Goal
Pull every line containing "particulièrement" out of the material below.

Supplied information

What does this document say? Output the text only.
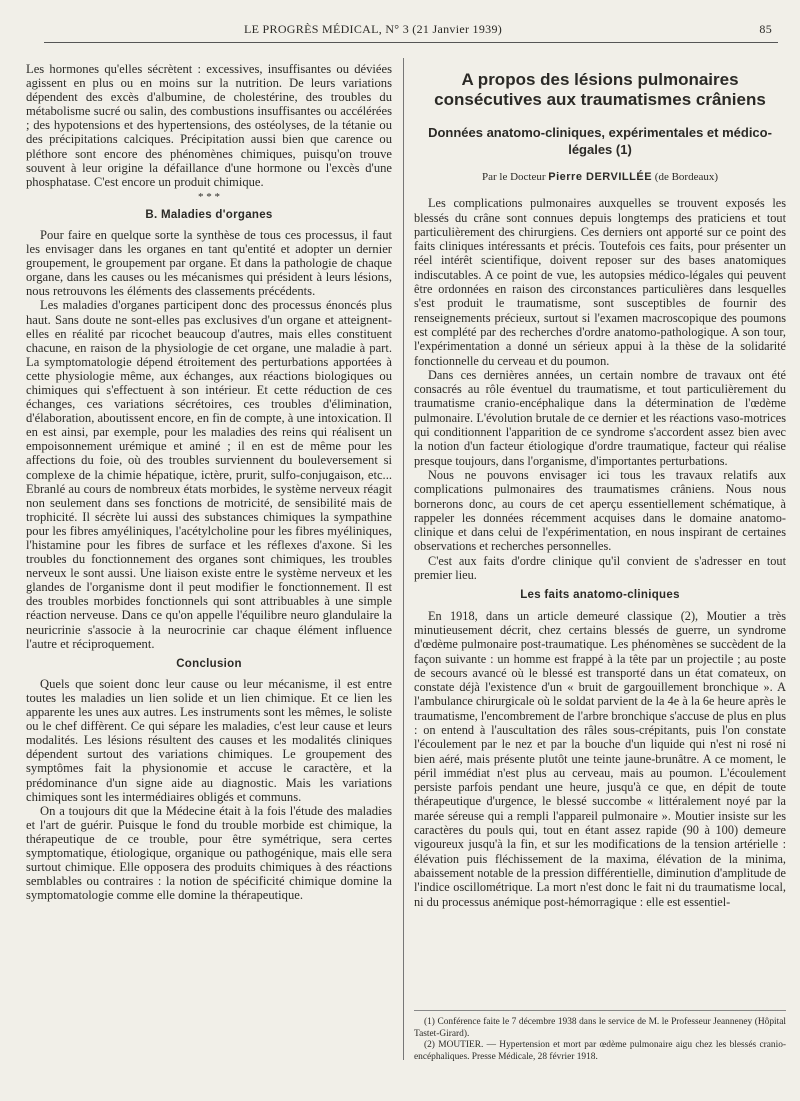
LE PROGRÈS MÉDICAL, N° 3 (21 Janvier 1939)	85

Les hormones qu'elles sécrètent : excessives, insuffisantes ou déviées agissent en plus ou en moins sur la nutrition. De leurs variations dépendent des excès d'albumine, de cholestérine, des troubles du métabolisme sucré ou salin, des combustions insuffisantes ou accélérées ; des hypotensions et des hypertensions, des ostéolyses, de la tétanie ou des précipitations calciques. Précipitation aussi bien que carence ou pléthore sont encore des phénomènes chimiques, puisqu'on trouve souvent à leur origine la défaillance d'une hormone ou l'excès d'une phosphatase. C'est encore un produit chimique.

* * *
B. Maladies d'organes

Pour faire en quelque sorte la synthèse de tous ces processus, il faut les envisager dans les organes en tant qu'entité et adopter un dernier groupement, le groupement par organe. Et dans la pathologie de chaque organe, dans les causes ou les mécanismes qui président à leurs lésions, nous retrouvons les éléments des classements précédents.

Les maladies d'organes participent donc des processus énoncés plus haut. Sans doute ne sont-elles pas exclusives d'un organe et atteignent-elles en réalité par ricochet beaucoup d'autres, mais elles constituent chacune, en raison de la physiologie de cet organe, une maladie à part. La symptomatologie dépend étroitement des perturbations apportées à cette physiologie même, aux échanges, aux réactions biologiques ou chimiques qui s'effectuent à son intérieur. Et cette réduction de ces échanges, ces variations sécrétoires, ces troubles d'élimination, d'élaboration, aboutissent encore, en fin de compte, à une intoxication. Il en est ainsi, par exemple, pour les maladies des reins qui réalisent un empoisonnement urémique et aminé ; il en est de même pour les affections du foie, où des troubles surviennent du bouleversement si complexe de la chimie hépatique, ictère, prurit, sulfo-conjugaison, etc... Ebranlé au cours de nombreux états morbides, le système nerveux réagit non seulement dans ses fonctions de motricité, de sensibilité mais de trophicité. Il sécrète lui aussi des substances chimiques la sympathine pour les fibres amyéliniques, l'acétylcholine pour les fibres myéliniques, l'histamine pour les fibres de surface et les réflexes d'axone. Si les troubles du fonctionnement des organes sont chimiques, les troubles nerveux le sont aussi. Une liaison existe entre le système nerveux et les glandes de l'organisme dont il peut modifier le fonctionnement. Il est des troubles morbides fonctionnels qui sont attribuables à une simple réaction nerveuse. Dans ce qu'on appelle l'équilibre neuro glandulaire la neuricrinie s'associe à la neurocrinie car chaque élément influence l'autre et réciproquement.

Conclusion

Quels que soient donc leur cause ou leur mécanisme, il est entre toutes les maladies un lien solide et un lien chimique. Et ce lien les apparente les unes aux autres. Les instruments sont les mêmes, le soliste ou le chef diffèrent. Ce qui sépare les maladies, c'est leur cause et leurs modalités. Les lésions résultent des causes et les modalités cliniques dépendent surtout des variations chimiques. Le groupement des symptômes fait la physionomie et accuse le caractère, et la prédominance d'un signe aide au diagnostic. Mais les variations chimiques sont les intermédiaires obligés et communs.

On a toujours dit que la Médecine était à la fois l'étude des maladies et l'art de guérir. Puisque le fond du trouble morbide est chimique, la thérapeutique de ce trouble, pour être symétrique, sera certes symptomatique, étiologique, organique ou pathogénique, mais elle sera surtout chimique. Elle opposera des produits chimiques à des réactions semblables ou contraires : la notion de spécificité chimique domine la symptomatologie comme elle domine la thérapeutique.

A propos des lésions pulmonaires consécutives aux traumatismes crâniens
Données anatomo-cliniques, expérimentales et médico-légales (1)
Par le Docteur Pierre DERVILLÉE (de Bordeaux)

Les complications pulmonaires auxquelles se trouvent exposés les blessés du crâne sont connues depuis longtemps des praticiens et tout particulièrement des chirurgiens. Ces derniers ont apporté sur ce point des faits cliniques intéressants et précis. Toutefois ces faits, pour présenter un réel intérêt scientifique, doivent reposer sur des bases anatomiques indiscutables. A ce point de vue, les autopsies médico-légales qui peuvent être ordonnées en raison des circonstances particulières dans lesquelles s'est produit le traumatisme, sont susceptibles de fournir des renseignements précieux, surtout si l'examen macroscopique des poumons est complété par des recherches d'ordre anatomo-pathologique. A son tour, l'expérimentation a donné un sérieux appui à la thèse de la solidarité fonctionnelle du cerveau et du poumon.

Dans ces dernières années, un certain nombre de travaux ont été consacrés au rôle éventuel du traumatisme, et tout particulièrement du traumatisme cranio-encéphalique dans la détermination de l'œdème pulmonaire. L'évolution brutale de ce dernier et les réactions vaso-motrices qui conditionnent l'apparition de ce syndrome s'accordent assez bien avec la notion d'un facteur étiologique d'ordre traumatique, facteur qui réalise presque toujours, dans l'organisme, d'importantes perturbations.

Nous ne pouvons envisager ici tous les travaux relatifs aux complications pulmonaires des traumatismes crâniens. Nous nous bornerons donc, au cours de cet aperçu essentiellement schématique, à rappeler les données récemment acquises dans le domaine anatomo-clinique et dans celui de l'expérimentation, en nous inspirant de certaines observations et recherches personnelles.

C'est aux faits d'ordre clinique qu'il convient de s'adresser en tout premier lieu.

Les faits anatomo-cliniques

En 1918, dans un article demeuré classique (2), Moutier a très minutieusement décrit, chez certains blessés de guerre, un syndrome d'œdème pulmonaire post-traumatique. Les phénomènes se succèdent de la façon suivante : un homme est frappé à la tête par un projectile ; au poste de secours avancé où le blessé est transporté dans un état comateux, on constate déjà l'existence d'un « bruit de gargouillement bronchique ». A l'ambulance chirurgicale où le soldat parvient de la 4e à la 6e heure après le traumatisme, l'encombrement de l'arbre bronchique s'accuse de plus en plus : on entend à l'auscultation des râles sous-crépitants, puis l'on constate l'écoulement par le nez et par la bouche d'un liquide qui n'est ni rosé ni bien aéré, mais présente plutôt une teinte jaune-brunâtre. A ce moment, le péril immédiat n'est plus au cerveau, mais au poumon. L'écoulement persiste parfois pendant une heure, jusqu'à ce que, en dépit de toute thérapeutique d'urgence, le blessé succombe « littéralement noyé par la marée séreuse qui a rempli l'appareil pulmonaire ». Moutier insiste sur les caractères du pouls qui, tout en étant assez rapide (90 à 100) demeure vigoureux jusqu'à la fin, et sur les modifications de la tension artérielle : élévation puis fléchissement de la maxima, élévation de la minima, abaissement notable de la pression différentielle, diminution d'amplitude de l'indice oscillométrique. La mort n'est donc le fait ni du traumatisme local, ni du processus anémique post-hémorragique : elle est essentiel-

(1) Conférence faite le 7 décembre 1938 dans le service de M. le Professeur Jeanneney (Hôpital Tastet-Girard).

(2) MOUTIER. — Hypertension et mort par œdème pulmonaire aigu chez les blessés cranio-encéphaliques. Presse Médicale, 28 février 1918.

Answer to this task
Les complications pulmonaires auxquelles se trouvent exposés les blessés du crâne sont connues depuis longtemps des praticiens et tout particulièrement des chirurgiens. Ces derniers ont apporté sur ce point des faits cliniques intéressants et précis. Toutefois ces faits, pour présenter un réel intérêt scientifique, doivent reposer sur des bases anatomiques indiscutables. A ce point de vue, les autopsies médico-légales qui peuvent être ordonnées en raison des circonstances particulières dans lesquelles s'est produit le traumatisme, sont susceptibles de fournir des renseignements précieux, surtout si l'examen macroscopique des poumons est complété par des recherches d'ordre anatomo-pathologique. A son tour, l'expérimentation a donné un sérieux appui à la thèse de la solidarité fonctionnelle du cerveau et du poumon.
Dans ces dernières années, un certain nombre de travaux ont été consacrés au rôle éventuel du traumatisme, et tout particulièrement du traumatisme cranio-encéphalique dans la détermination de l'œdème pulmonaire. L'évolution brutale de ce dernier et les réactions vaso-motrices qui conditionnent l'apparition de ce syndrome s'accordent assez bien avec la notion d'un facteur étiologique d'ordre traumatique, facteur qui réalise presque toujours, dans l'organisme, d'importantes perturbations.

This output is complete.